START DATA LINES
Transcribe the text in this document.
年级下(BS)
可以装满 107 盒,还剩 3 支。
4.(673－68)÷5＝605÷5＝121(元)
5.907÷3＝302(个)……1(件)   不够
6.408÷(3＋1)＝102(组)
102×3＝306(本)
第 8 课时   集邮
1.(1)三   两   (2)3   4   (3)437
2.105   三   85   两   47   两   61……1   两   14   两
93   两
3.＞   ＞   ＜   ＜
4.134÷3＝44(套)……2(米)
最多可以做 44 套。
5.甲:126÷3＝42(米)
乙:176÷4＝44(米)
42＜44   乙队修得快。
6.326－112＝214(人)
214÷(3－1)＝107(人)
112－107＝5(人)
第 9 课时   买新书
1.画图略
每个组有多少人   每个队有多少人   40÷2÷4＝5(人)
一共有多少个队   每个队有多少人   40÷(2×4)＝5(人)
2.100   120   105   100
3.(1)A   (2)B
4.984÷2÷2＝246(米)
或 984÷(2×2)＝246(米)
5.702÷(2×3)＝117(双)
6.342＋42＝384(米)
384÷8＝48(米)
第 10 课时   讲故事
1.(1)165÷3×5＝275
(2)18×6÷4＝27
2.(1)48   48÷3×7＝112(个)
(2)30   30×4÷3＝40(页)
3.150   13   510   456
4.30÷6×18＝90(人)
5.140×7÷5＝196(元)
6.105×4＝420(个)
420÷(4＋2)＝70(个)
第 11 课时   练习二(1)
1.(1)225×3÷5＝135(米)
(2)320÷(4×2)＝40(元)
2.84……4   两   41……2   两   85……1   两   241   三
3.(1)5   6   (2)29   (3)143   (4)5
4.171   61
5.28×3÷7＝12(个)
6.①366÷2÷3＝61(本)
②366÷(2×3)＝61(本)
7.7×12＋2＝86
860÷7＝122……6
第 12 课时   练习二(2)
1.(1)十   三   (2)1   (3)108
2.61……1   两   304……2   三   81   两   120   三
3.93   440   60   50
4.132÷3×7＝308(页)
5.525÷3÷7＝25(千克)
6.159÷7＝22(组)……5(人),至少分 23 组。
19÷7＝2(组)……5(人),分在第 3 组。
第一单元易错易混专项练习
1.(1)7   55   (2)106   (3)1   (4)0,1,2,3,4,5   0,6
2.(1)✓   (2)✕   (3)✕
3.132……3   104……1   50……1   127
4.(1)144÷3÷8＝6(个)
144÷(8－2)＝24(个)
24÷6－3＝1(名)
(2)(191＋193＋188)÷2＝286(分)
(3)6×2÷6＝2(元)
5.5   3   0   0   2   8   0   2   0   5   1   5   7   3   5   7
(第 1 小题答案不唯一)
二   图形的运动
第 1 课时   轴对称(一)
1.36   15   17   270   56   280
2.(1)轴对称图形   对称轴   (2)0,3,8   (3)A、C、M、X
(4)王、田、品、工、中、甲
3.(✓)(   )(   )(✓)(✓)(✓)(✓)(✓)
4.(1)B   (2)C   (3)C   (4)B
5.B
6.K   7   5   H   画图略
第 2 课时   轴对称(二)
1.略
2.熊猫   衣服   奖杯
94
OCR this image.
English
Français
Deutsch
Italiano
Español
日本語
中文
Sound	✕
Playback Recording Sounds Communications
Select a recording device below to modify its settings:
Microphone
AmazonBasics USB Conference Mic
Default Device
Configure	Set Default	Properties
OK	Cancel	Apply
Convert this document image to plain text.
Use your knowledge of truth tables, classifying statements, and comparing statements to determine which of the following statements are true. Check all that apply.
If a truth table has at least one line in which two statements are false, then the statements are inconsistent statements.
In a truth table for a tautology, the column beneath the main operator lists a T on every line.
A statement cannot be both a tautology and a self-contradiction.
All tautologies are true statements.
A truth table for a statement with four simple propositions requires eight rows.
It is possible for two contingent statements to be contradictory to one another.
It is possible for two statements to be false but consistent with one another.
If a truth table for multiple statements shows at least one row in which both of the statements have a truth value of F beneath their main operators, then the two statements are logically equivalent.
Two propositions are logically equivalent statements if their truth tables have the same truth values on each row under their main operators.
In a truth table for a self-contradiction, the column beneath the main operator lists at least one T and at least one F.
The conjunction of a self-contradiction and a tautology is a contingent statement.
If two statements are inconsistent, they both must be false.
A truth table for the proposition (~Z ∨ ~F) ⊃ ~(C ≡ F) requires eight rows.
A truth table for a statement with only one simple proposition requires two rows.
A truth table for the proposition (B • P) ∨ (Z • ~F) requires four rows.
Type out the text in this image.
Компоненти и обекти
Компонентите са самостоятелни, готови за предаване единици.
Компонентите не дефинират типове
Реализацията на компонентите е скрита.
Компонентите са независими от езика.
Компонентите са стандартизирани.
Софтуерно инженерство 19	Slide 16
END DATA LINES
WORK INSTRUCTIONS: Every line above should be written out again exactly as it stands.

RIGHT ANSWER:
Transcribe the text in this document.
年级下(BS)
可以装满 107 盒,还剩 3 支。
4.(673－68)÷5＝605÷5＝121(元)
5.907÷3＝302(个)……1(件)   不够
6.408÷(3＋1)＝102(组)
102×3＝306(本)
第 8 课时   集邮
1.(1)三   两   (2)3   4   (3)437
2.105   三   85   两   47   两   61……1   两   14   两
93   两
3.＞   ＞   ＜   ＜
4.134÷3＝44(套)……2(米)
最多可以做 44 套。
5.甲:126÷3＝42(米)
乙:176÷4＝44(米)
42＜44   乙队修得快。
6.326－112＝214(人)
214÷(3－1)＝107(人)
112－107＝5(人)
第 9 课时   买新书
1.画图略
每个组有多少人   每个队有多少人   40÷2÷4＝5(人)
一共有多少个队   每个队有多少人   40÷(2×4)＝5(人)
2.100   120   105   100
3.(1)A   (2)B
4.984÷2÷2＝246(米)
或 984÷(2×2)＝246(米)
5.702÷(2×3)＝117(双)
6.342＋42＝384(米)
384÷8＝48(米)
第 10 课时   讲故事
1.(1)165÷3×5＝275
(2)18×6÷4＝27
2.(1)48   48÷3×7＝112(个)
(2)30   30×4÷3＝40(页)
3.150   13   510   456
4.30÷6×18＝90(人)
5.140×7÷5＝196(元)
6.105×4＝420(个)
420÷(4＋2)＝70(个)
第 11 课时   练习二(1)
1.(1)225×3÷5＝135(米)
(2)320÷(4×2)＝40(元)
2.84……4   两   41……2   两   85……1   两   241   三
3.(1)5   6   (2)29   (3)143   (4)5
4.171   61
5.28×3÷7＝12(个)
6.①366÷2÷3＝61(本)
②366÷(2×3)＝61(本)
7.7×12＋2＝86
860÷7＝122……6
第 12 课时   练习二(2)
1.(1)十   三   (2)1   (3)108
2.61……1   两   304……2   三   81   两   120   三
3.93   440   60   50
4.132÷3×7＝308(页)
5.525÷3÷7＝25(千克)
6.159÷7＝22(组)……5(人),至少分 23 组。
19÷7＝2(组)……5(人),分在第 3 组。
第一单元易错易混专项练习
1.(1)7   55   (2)106   (3)1   (4)0,1,2,3,4,5   0,6
2.(1)✓   (2)✕   (3)✕
3.132……3   104……1   50……1   127
4.(1)144÷3÷8＝6(个)
144÷(8－2)＝24(个)
24÷6－3＝1(名)
(2)(191＋193＋188)÷2＝286(分)
(3)6×2÷6＝2(元)
5.5   3   0   0   2   8   0   2   0   5   1   5   7   3   5   7
(第 1 小题答案不唯一)
二   图形的运动
第 1 课时   轴对称(一)
1.36   15   17   270   56   280
2.(1)轴对称图形   对称轴   (2)0,3,8   (3)A、C、M、X
(4)王、田、品、工、中、甲
3.(✓)(   )(   )(✓)(✓)(✓)(✓)(✓)
4.(1)B   (2)C   (3)C   (4)B
5.B
6.K   7   5   H   画图略
第 2 课时   轴对称(二)
1.略
2.熊猫   衣服   奖杯
94
OCR this image.
English
Français
Deutsch
Italiano
Español
日本語
中文
Sound	✕
Playback Recording Sounds Communications
Select a recording device below to modify its settings:
Microphone
AmazonBasics USB Conference Mic
Default Device
Configure	Set Default	Properties
OK	Cancel	Apply
Convert this document image to plain text.
Use your knowledge of truth tables, classifying statements, and comparing statements to determine which of the following statements are true. Check all that apply.
If a truth table has at least one line in which two statements are false, then the statements are inconsistent statements.
In a truth table for a tautology, the column beneath the main operator lists a T on every line.
A statement cannot be both a tautology and a self-contradiction.
All tautologies are true statements.
A truth table for a statement with four simple propositions requires eight rows.
It is possible for two contingent statements to be contradictory to one another.
It is possible for two statements to be false but consistent with one another.
If a truth table for multiple statements shows at least one row in which both of the statements have a truth value of F beneath their main operators, then the two statements are logically equivalent.
Two propositions are logically equivalent statements if their truth tables have the same truth values on each row under their main operators.
In a truth table for a self-contradiction, the column beneath the main operator lists at least one T and at least one F.
The conjunction of a self-contradiction and a tautology is a contingent statement.
If two statements are inconsistent, they both must be false.
A truth table for the proposition (~Z ∨ ~F) ⊃ ~(C ≡ F) requires eight rows.
A truth table for a statement with only one simple proposition requires two rows.
A truth table for the proposition (B • P) ∨ (Z • ~F) requires four rows.
Type out the text in this image.
Компоненти и обекти
Компонентите са самостоятелни, готови за предаване единици.
Компонентите не дефинират типове
Реализацията на компонентите е скрита.
Компонентите са независими от езика.
Компонентите са стандартизирани.
Софтуерно инженерство 19	Slide 16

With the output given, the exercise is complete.